--- start ---
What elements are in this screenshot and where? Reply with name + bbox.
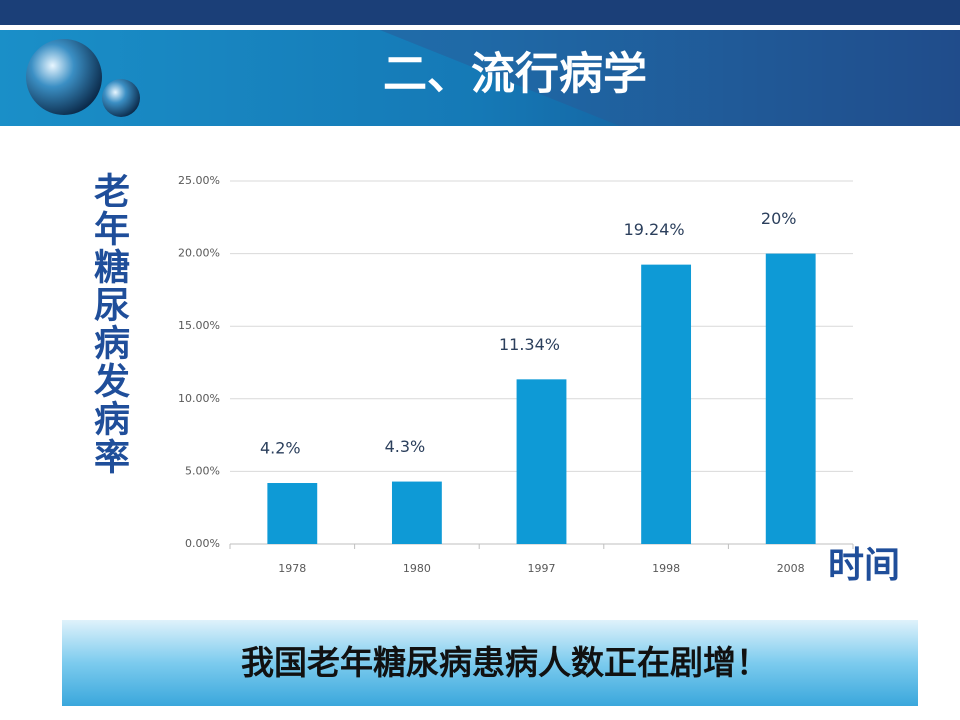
bar bbox=[267, 483, 318, 544]
y-tick-label: 5.00% bbox=[185, 464, 220, 477]
y-axis-label: 老年糖尿病发病率 bbox=[88, 172, 130, 476]
value-label: 4.3% bbox=[385, 437, 426, 456]
slide-title: 二、流行病学 bbox=[383, 49, 647, 100]
x-tick-label: 1978 bbox=[278, 562, 306, 575]
bar bbox=[391, 481, 442, 544]
x-tick-label: 1998 bbox=[652, 562, 680, 575]
value-label: 20% bbox=[761, 209, 797, 228]
x-axis-label: 时间 bbox=[828, 544, 900, 586]
y-tick-label: 10.00% bbox=[178, 392, 220, 405]
value-label: 19.24% bbox=[624, 220, 685, 239]
y-tick-label: 20.00% bbox=[178, 247, 220, 260]
top-strip bbox=[0, 0, 960, 25]
value-label: 11.34% bbox=[499, 335, 560, 354]
banner-text: 我国老年糖尿病患病人数正在剧增！ bbox=[241, 643, 769, 682]
value-label: 4.2% bbox=[260, 439, 301, 458]
bar bbox=[765, 253, 816, 544]
y-tick-label: 0.00% bbox=[185, 537, 220, 550]
sphere bbox=[26, 39, 102, 115]
header-swoosh bbox=[380, 30, 960, 126]
x-tick-label: 1980 bbox=[403, 562, 431, 575]
bar bbox=[641, 264, 692, 544]
y-tick-label: 25.00% bbox=[178, 174, 220, 187]
x-tick-label: 1997 bbox=[528, 562, 556, 575]
plot: 0.00% 5.00% 10.00% 15.00% 20.00% 25.00% 1978 4.… bbox=[178, 174, 854, 575]
y-tick-label: 15.00% bbox=[178, 319, 220, 332]
banner bbox=[62, 620, 918, 706]
x-tick-label: 2008 bbox=[777, 562, 805, 575]
sphere bbox=[102, 79, 140, 117]
bar bbox=[516, 379, 567, 544]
--- end ---
● **JOB**
Copy verbatim the lines starting at the one containing "bar bbox=[267, 483, 318, 544]" and ending at the final line of the rows above, both included.

● **EXPECTED OUTPUT**
bar bbox=[267, 483, 318, 544]
y-tick-label: 5.00% bbox=[185, 464, 220, 477]
y-axis-label: 老年糖尿病发病率 bbox=[88, 172, 130, 476]
value-label: 4.3% bbox=[385, 437, 426, 456]
slide-title: 二、流行病学 bbox=[383, 49, 647, 100]
x-tick-label: 1978 bbox=[278, 562, 306, 575]
bar bbox=[391, 481, 442, 544]
x-tick-label: 1998 bbox=[652, 562, 680, 575]
value-label: 20% bbox=[761, 209, 797, 228]
x-axis-label: 时间 bbox=[828, 544, 900, 586]
y-tick-label: 10.00% bbox=[178, 392, 220, 405]
value-label: 19.24% bbox=[624, 220, 685, 239]
y-tick-label: 20.00% bbox=[178, 247, 220, 260]
top-strip bbox=[0, 0, 960, 25]
value-label: 11.34% bbox=[499, 335, 560, 354]
banner-text: 我国老年糖尿病患病人数正在剧增！ bbox=[241, 643, 769, 682]
value-label: 4.2% bbox=[260, 439, 301, 458]
bar bbox=[765, 253, 816, 544]
y-tick-label: 0.00% bbox=[185, 537, 220, 550]
sphere bbox=[26, 39, 102, 115]
header-swoosh bbox=[380, 30, 960, 126]
x-tick-label: 1980 bbox=[403, 562, 431, 575]
bar bbox=[641, 264, 692, 544]
y-tick-label: 25.00% bbox=[178, 174, 220, 187]
x-tick-label: 1997 bbox=[528, 562, 556, 575]
plot: 0.00% 5.00% 10.00% 15.00% 20.00% 25.00% 1978 4.… bbox=[178, 174, 854, 575]
y-tick-label: 15.00% bbox=[178, 319, 220, 332]
banner bbox=[62, 620, 918, 706]
x-tick-label: 2008 bbox=[777, 562, 805, 575]
sphere bbox=[102, 79, 140, 117]
bar bbox=[516, 379, 567, 544]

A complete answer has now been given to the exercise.